What you should do:
Copy each line of the entries beneath that contains the word "this".

Provided records:
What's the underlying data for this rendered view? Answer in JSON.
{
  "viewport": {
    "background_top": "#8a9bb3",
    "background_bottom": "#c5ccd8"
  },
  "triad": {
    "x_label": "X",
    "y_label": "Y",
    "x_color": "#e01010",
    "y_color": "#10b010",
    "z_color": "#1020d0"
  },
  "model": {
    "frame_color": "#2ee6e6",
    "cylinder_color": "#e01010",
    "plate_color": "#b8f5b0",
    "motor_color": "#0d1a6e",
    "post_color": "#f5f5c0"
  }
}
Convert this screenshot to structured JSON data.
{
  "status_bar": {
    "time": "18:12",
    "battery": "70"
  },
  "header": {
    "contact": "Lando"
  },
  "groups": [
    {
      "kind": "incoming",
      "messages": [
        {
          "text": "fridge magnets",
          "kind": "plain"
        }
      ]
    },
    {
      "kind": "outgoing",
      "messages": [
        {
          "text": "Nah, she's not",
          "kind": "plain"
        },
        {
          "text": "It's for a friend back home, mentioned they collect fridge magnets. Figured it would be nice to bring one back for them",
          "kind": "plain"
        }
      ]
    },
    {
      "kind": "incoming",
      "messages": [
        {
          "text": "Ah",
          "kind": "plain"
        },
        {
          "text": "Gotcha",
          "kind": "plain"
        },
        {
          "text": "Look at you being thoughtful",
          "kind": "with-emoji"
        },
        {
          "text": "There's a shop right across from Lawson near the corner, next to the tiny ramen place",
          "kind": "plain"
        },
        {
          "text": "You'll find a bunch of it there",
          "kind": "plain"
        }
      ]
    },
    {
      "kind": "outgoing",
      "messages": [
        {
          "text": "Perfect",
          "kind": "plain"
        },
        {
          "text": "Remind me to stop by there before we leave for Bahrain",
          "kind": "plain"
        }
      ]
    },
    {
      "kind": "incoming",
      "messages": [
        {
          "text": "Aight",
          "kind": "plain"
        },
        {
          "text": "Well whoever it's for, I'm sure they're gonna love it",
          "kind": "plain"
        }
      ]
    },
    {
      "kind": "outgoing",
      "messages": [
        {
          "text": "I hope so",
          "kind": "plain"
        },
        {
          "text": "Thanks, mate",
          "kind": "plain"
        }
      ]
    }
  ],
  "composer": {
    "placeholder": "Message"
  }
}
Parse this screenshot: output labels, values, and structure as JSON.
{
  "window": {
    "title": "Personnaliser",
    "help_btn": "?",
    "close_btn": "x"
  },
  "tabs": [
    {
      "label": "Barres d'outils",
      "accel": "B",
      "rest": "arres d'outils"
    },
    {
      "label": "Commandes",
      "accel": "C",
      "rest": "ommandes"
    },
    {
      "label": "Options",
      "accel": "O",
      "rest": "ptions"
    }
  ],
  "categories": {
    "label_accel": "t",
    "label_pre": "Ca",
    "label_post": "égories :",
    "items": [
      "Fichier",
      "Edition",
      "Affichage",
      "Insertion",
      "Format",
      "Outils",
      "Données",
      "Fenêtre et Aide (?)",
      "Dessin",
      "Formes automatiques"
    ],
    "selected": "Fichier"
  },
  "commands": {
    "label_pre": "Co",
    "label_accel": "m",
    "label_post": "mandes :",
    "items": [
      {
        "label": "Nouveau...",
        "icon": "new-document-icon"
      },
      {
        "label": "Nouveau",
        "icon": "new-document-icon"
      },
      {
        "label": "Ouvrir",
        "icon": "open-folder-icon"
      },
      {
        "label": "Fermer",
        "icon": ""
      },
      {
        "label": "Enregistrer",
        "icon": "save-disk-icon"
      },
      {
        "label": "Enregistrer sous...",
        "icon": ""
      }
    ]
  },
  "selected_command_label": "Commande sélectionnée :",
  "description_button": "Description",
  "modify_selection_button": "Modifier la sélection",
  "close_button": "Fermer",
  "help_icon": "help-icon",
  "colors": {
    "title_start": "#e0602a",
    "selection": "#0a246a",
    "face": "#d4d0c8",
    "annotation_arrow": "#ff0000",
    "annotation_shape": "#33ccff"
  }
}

Task solution:
What's the underlying data for this rendered view? Answer in JSON.
Convert this screenshot to structured JSON data.
Parse this screenshot: output labels, values, and structure as JSON.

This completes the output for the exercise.